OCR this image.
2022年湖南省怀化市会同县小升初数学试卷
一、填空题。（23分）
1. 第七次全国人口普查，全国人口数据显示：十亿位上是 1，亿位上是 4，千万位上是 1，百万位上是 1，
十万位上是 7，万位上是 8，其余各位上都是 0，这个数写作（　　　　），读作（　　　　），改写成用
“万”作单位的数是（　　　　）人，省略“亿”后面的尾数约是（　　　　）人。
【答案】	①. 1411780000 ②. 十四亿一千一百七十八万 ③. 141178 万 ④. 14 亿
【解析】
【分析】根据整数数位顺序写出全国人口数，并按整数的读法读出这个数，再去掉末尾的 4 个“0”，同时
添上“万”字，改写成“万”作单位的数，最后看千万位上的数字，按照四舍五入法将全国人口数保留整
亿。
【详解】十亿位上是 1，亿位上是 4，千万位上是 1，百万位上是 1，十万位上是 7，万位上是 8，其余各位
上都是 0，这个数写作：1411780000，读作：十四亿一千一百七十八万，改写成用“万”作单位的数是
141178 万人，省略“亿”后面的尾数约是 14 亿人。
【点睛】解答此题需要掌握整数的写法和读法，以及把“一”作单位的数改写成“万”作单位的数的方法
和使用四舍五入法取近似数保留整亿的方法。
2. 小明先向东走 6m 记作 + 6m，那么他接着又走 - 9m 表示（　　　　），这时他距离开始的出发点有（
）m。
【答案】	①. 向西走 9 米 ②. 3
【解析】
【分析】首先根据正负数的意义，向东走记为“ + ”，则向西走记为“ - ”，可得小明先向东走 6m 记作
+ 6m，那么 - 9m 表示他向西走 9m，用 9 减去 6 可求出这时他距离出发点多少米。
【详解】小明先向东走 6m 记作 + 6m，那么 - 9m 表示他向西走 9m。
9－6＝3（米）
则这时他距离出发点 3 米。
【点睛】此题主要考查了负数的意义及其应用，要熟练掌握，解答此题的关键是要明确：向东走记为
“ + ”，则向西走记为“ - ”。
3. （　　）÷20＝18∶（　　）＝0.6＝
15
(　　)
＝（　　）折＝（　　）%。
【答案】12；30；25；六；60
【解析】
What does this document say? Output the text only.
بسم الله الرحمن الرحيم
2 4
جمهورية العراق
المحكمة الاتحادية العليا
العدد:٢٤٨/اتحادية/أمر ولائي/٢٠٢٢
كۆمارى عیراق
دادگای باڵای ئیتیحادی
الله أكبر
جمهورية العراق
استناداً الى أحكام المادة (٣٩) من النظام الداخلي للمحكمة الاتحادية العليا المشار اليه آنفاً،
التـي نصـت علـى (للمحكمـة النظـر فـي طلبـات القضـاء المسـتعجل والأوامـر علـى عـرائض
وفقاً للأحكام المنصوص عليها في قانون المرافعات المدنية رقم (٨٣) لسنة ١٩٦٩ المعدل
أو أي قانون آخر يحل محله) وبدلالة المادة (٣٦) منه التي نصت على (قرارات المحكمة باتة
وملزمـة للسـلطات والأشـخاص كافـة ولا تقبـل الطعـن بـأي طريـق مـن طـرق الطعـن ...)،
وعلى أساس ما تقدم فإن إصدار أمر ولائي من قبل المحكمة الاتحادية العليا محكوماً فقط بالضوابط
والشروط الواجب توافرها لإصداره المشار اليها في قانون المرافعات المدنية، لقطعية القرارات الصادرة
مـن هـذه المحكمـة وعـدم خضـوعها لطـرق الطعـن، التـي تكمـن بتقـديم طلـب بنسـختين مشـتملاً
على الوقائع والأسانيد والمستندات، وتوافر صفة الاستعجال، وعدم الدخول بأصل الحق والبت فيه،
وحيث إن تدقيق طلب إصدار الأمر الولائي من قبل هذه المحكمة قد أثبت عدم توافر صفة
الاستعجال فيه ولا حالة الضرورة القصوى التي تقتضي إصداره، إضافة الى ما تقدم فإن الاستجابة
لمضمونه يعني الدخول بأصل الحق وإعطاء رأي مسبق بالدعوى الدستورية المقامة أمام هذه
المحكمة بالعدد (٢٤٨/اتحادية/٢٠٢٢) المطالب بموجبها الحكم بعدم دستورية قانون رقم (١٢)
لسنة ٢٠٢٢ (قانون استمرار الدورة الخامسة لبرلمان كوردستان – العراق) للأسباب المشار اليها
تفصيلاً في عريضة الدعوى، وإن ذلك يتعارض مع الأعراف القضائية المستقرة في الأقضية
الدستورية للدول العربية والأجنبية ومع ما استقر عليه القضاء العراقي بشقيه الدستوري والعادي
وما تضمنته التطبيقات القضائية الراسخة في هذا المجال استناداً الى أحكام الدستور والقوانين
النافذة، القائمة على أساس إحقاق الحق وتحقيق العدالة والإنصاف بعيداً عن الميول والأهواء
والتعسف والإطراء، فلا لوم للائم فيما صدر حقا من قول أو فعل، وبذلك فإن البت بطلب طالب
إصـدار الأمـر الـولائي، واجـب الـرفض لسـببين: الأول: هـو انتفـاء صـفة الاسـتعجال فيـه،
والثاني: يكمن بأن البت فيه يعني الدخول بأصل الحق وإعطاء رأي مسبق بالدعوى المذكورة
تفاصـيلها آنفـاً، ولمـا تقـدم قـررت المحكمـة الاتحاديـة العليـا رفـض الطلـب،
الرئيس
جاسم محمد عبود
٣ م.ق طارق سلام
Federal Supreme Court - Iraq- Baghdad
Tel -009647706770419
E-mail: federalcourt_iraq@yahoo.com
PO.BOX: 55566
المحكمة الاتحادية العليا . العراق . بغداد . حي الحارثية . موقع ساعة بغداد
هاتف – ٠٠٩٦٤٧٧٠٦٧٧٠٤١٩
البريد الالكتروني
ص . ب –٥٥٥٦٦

◆ ◆ ◆ ◆ ◆ ◆ ◆

* REQUEST
Repeat the listing exactly, from its first line to its last.

* RESPONSE BELOW
OCR this image.
2022年湖南省怀化市会同县小升初数学试卷
一、填空题。（23分）
1. 第七次全国人口普查，全国人口数据显示：十亿位上是 1，亿位上是 4，千万位上是 1，百万位上是 1，
十万位上是 7，万位上是 8，其余各位上都是 0，这个数写作（　　　　），读作（　　　　），改写成用
“万”作单位的数是（　　　　）人，省略“亿”后面的尾数约是（　　　　）人。
【答案】	①. 1411780000 ②. 十四亿一千一百七十八万 ③. 141178 万 ④. 14 亿
【解析】
【分析】根据整数数位顺序写出全国人口数，并按整数的读法读出这个数，再去掉末尾的 4 个“0”，同时
添上“万”字，改写成“万”作单位的数，最后看千万位上的数字，按照四舍五入法将全国人口数保留整
亿。
【详解】十亿位上是 1，亿位上是 4，千万位上是 1，百万位上是 1，十万位上是 7，万位上是 8，其余各位
上都是 0，这个数写作：1411780000，读作：十四亿一千一百七十八万，改写成用“万”作单位的数是
141178 万人，省略“亿”后面的尾数约是 14 亿人。
【点睛】解答此题需要掌握整数的写法和读法，以及把“一”作单位的数改写成“万”作单位的数的方法
和使用四舍五入法取近似数保留整亿的方法。
2. 小明先向东走 6m 记作 + 6m，那么他接着又走 - 9m 表示（　　　　），这时他距离开始的出发点有（
）m。
【答案】	①. 向西走 9 米 ②. 3
【解析】
【分析】首先根据正负数的意义，向东走记为“ + ”，则向西走记为“ - ”，可得小明先向东走 6m 记作
+ 6m，那么 - 9m 表示他向西走 9m，用 9 减去 6 可求出这时他距离出发点多少米。
【详解】小明先向东走 6m 记作 + 6m，那么 - 9m 表示他向西走 9m。
9－6＝3（米）
则这时他距离出发点 3 米。
【点睛】此题主要考查了负数的意义及其应用，要熟练掌握，解答此题的关键是要明确：向东走记为
“ + ”，则向西走记为“ - ”。
3. （　　）÷20＝18∶（　　）＝0.6＝
15
(　　)
＝（　　）折＝（　　）%。
【答案】12；30；25；六；60
【解析】
What does this document say? Output the text only.
بسم الله الرحمن الرحيم
2 4
جمهورية العراق
المحكمة الاتحادية العليا
العدد:٢٤٨/اتحادية/أمر ولائي/٢٠٢٢
كۆمارى عیراق
دادگای باڵای ئیتیحادی
الله أكبر
جمهورية العراق
استناداً الى أحكام المادة (٣٩) من النظام الداخلي للمحكمة الاتحادية العليا المشار اليه آنفاً،
التـي نصـت علـى (للمحكمـة النظـر فـي طلبـات القضـاء المسـتعجل والأوامـر علـى عـرائض
وفقاً للأحكام المنصوص عليها في قانون المرافعات المدنية رقم (٨٣) لسنة ١٩٦٩ المعدل
أو أي قانون آخر يحل محله) وبدلالة المادة (٣٦) منه التي نصت على (قرارات المحكمة باتة
وملزمـة للسـلطات والأشـخاص كافـة ولا تقبـل الطعـن بـأي طريـق مـن طـرق الطعـن ...)،
وعلى أساس ما تقدم فإن إصدار أمر ولائي من قبل المحكمة الاتحادية العليا محكوماً فقط بالضوابط
والشروط الواجب توافرها لإصداره المشار اليها في قانون المرافعات المدنية، لقطعية القرارات الصادرة
مـن هـذه المحكمـة وعـدم خضـوعها لطـرق الطعـن، التـي تكمـن بتقـديم طلـب بنسـختين مشـتملاً
على الوقائع والأسانيد والمستندات، وتوافر صفة الاستعجال، وعدم الدخول بأصل الحق والبت فيه،
وحيث إن تدقيق طلب إصدار الأمر الولائي من قبل هذه المحكمة قد أثبت عدم توافر صفة
الاستعجال فيه ولا حالة الضرورة القصوى التي تقتضي إصداره، إضافة الى ما تقدم فإن الاستجابة
لمضمونه يعني الدخول بأصل الحق وإعطاء رأي مسبق بالدعوى الدستورية المقامة أمام هذه
المحكمة بالعدد (٢٤٨/اتحادية/٢٠٢٢) المطالب بموجبها الحكم بعدم دستورية قانون رقم (١٢)
لسنة ٢٠٢٢ (قانون استمرار الدورة الخامسة لبرلمان كوردستان – العراق) للأسباب المشار اليها
تفصيلاً في عريضة الدعوى، وإن ذلك يتعارض مع الأعراف القضائية المستقرة في الأقضية
الدستورية للدول العربية والأجنبية ومع ما استقر عليه القضاء العراقي بشقيه الدستوري والعادي
وما تضمنته التطبيقات القضائية الراسخة في هذا المجال استناداً الى أحكام الدستور والقوانين
النافذة، القائمة على أساس إحقاق الحق وتحقيق العدالة والإنصاف بعيداً عن الميول والأهواء
والتعسف والإطراء، فلا لوم للائم فيما صدر حقا من قول أو فعل، وبذلك فإن البت بطلب طالب
إصـدار الأمـر الـولائي، واجـب الـرفض لسـببين: الأول: هـو انتفـاء صـفة الاسـتعجال فيـه،
والثاني: يكمن بأن البت فيه يعني الدخول بأصل الحق وإعطاء رأي مسبق بالدعوى المذكورة
تفاصـيلها آنفـاً، ولمـا تقـدم قـررت المحكمـة الاتحاديـة العليـا رفـض الطلـب،
الرئيس
جاسم محمد عبود
٣ م.ق طارق سلام
Federal Supreme Court - Iraq- Baghdad
Tel -009647706770419
E-mail: federalcourt_iraq@yahoo.com
PO.BOX: 55566
المحكمة الاتحادية العليا . العراق . بغداد . حي الحارثية . موقع ساعة بغداد
هاتف – ٠٠٩٦٤٧٧٠٦٧٧٠٤١٩
البريد الالكتروني
ص . ب –٥٥٥٦٦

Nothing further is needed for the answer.